> **Instructions to follow**:
Return each line of the listing that has the word "oxidation" in it.

> **Input**:
══════

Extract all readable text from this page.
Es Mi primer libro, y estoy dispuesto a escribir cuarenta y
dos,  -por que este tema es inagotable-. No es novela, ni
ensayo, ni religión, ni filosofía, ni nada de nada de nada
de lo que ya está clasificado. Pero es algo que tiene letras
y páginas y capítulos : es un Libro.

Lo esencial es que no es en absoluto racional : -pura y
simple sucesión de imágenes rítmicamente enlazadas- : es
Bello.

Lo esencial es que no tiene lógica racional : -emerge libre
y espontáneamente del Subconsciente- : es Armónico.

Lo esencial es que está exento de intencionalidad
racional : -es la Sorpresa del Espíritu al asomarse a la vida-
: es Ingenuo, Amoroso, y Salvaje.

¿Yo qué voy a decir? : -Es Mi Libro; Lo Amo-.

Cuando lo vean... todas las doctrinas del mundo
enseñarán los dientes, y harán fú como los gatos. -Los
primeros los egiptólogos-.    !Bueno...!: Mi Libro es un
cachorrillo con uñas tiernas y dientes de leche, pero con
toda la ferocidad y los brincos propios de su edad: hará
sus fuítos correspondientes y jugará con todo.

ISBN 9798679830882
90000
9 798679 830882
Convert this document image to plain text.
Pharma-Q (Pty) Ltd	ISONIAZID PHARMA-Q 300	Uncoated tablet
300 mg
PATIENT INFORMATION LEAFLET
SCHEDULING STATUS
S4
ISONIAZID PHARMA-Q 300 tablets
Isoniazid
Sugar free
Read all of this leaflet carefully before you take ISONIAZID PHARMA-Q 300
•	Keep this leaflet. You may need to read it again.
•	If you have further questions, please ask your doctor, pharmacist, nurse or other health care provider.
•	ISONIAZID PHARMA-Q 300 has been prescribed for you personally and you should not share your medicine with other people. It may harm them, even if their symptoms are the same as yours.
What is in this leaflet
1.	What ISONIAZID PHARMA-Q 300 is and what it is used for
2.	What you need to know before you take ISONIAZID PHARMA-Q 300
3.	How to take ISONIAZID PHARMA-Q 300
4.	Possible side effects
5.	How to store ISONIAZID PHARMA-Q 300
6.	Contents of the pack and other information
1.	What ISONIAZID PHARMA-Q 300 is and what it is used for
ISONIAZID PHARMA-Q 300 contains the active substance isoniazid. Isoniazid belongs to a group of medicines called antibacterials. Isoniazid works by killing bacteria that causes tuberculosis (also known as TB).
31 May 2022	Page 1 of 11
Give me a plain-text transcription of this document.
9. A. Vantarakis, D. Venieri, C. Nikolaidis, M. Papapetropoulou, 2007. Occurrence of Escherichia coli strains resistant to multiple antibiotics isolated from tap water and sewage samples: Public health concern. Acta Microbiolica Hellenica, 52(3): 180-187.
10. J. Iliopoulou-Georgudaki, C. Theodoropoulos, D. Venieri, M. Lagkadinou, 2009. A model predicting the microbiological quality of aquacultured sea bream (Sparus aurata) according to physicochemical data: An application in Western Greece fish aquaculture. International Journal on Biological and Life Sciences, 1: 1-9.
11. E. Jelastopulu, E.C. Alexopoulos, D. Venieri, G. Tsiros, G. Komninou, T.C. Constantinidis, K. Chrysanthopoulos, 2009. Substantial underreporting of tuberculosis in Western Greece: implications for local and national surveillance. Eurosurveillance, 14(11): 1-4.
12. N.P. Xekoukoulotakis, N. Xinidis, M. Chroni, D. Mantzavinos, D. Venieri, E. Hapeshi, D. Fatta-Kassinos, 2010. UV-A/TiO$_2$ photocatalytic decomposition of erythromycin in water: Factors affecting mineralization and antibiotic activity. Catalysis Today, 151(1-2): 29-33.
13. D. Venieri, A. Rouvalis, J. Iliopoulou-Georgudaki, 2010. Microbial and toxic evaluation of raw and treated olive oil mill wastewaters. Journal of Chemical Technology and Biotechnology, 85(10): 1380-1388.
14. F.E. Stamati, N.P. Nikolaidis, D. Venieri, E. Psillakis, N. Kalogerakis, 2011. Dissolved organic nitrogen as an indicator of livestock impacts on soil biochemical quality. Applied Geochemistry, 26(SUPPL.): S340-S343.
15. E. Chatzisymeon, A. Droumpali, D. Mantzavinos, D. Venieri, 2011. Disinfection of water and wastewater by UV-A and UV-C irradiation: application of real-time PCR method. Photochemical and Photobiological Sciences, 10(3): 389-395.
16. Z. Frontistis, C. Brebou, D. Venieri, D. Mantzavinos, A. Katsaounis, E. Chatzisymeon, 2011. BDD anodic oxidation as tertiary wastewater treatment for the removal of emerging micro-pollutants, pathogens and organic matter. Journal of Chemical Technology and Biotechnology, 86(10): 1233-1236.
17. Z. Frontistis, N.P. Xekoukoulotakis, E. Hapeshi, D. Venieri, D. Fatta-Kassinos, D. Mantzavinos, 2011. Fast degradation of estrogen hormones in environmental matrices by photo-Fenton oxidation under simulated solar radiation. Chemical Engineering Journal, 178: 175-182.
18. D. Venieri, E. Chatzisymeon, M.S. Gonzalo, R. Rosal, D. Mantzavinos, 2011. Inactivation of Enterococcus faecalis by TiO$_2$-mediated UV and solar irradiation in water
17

══════

> **Task solution**:
16. Z. Frontistis, C. Brebou, D. Venieri, D. Mantzavinos, A. Katsaounis, E. Chatzisymeon, 2011. BDD anodic oxidation as tertiary wastewater treatment for the removal of emerging micro-pollutants, pathogens and organic matter. Journal of Chemical Technology and Biotechnology, 86(10): 1233-1236.
17. Z. Frontistis, N.P. Xekoukoulotakis, E. Hapeshi, D. Venieri, D. Fatta-Kassinos, D. Mantzavinos, 2011. Fast degradation of estrogen hormones in environmental matrices by photo-Fenton oxidation under simulated solar radiation. Chemical Engineering Journal, 178: 175-182.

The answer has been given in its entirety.